_PROBLEM_: Repeat the material exactly, leaving nothing out.

=======

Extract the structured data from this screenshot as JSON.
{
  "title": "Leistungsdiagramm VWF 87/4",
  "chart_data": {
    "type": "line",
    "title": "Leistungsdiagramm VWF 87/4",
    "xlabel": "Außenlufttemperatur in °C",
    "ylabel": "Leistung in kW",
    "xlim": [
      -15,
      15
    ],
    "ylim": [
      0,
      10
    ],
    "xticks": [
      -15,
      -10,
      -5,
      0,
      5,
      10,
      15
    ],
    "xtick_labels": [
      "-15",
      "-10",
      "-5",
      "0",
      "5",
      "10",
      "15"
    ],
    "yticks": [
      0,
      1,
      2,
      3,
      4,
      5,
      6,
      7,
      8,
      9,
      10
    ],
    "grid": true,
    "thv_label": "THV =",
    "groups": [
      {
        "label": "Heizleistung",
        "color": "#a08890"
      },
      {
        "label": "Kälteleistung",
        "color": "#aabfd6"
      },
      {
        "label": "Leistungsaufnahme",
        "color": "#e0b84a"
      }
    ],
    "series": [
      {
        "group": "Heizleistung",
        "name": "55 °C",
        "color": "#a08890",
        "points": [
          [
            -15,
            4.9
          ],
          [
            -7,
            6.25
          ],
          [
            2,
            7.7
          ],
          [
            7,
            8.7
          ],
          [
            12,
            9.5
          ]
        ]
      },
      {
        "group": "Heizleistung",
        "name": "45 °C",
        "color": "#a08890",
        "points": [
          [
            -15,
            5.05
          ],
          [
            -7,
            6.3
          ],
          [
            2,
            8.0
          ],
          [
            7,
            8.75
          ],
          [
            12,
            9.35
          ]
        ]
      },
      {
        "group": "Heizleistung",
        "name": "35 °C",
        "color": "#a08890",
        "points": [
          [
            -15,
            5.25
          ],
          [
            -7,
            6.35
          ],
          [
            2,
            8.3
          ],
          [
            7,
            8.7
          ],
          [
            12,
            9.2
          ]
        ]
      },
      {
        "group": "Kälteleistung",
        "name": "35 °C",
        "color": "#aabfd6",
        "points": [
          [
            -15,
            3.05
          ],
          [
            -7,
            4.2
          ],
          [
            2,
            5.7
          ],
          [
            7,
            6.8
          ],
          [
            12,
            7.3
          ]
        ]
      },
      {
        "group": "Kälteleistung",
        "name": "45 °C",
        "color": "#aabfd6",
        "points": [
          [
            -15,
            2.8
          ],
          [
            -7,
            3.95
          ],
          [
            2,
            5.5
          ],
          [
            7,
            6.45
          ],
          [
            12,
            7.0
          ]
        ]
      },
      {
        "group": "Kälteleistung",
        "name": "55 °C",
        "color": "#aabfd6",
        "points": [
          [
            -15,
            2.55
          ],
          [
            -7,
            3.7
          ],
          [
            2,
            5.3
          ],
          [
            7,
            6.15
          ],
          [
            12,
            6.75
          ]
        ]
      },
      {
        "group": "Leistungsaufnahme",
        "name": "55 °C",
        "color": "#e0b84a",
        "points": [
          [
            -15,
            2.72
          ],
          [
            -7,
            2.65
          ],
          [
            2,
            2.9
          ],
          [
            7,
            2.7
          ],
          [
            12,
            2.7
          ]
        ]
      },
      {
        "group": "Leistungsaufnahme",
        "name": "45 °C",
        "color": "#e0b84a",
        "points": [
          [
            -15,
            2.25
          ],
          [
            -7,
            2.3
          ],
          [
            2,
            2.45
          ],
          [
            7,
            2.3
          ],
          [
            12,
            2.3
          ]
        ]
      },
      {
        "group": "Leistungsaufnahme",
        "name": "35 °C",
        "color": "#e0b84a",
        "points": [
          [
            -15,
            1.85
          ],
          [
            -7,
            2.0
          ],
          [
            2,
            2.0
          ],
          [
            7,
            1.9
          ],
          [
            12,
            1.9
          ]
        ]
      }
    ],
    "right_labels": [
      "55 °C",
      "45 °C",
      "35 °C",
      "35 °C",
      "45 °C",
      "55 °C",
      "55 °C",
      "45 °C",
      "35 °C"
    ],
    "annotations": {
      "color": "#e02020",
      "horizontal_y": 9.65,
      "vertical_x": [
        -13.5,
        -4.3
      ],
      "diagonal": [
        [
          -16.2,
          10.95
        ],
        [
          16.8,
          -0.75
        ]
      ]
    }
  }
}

=======

_OUTPUT_:
Extract the structured data from this screenshot as JSON.
{
  "title": "Leistungsdiagramm VWF 87/4",
  "chart_data": {
    "type": "line",
    "title": "Leistungsdiagramm VWF 87/4",
    "xlabel": "Außenlufttemperatur in °C",
    "ylabel": "Leistung in kW",
    "xlim": [
      -15,
      15
    ],
    "ylim": [
      0,
      10
    ],
    "xticks": [
      -15,
      -10,
      -5,
      0,
      5,
      10,
      15
    ],
    "xtick_labels": [
      "-15",
      "-10",
      "-5",
      "0",
      "5",
      "10",
      "15"
    ],
    "yticks": [
      0,
      1,
      2,
      3,
      4,
      5,
      6,
      7,
      8,
      9,
      10
    ],
    "grid": true,
    "thv_label": "THV =",
    "groups": [
      {
        "label": "Heizleistung",
        "color": "#a08890"
      },
      {
        "label": "Kälteleistung",
        "color": "#aabfd6"
      },
      {
        "label": "Leistungsaufnahme",
        "color": "#e0b84a"
      }
    ],
    "series": [
      {
        "group": "Heizleistung",
        "name": "55 °C",
        "color": "#a08890",
        "points": [
          [
            -15,
            4.9
          ],
          [
            -7,
            6.25
          ],
          [
            2,
            7.7
          ],
          [
            7,
            8.7
          ],
          [
            12,
            9.5
          ]
        ]
      },
      {
        "group": "Heizleistung",
        "name": "45 °C",
        "color": "#a08890",
        "points": [
          [
            -15,
            5.05
          ],
          [
            -7,
            6.3
          ],
          [
            2,
            8.0
          ],
          [
            7,
            8.75
          ],
          [
            12,
            9.35
          ]
        ]
      },
      {
        "group": "Heizleistung",
        "name": "35 °C",
        "color": "#a08890",
        "points": [
          [
            -15,
            5.25
          ],
          [
            -7,
            6.35
          ],
          [
            2,
            8.3
          ],
          [
            7,
            8.7
          ],
          [
            12,
            9.2
          ]
        ]
      },
      {
        "group": "Kälteleistung",
        "name": "35 °C",
        "color": "#aabfd6",
        "points": [
          [
            -15,
            3.05
          ],
          [
            -7,
            4.2
          ],
          [
            2,
            5.7
          ],
          [
            7,
            6.8
          ],
          [
            12,
            7.3
          ]
        ]
      },
      {
        "group": "Kälteleistung",
        "name": "45 °C",
        "color": "#aabfd6",
        "points": [
          [
            -15,
            2.8
          ],
          [
            -7,
            3.95
          ],
          [
            2,
            5.5
          ],
          [
            7,
            6.45
          ],
          [
            12,
            7.0
          ]
        ]
      },
      {
        "group": "Kälteleistung",
        "name": "55 °C",
        "color": "#aabfd6",
        "points": [
          [
            -15,
            2.55
          ],
          [
            -7,
            3.7
          ],
          [
            2,
            5.3
          ],
          [
            7,
            6.15
          ],
          [
            12,
            6.75
          ]
        ]
      },
      {
        "group": "Leistungsaufnahme",
        "name": "55 °C",
        "color": "#e0b84a",
        "points": [
          [
            -15,
            2.72
          ],
          [
            -7,
            2.65
          ],
          [
            2,
            2.9
          ],
          [
            7,
            2.7
          ],
          [
            12,
            2.7
          ]
        ]
      },
      {
        "group": "Leistungsaufnahme",
        "name": "45 °C",
        "color": "#e0b84a",
        "points": [
          [
            -15,
            2.25
          ],
          [
            -7,
            2.3
          ],
          [
            2,
            2.45
          ],
          [
            7,
            2.3
          ],
          [
            12,
            2.3
          ]
        ]
      },
      {
        "group": "Leistungsaufnahme",
        "name": "35 °C",
        "color": "#e0b84a",
        "points": [
          [
            -15,
            1.85
          ],
          [
            -7,
            2.0
          ],
          [
            2,
            2.0
          ],
          [
            7,
            1.9
          ],
          [
            12,
            1.9
          ]
        ]
      }
    ],
    "right_labels": [
      "55 °C",
      "45 °C",
      "35 °C",
      "35 °C",
      "45 °C",
      "55 °C",
      "55 °C",
      "45 °C",
      "35 °C"
    ],
    "annotations": {
      "color": "#e02020",
      "horizontal_y": 9.65,
      "vertical_x": [
        -13.5,
        -4.3
      ],
      "diagonal": [
        [
          -16.2,
          10.95
        ],
        [
          16.8,
          -0.75
        ]
      ]
    }
  }
}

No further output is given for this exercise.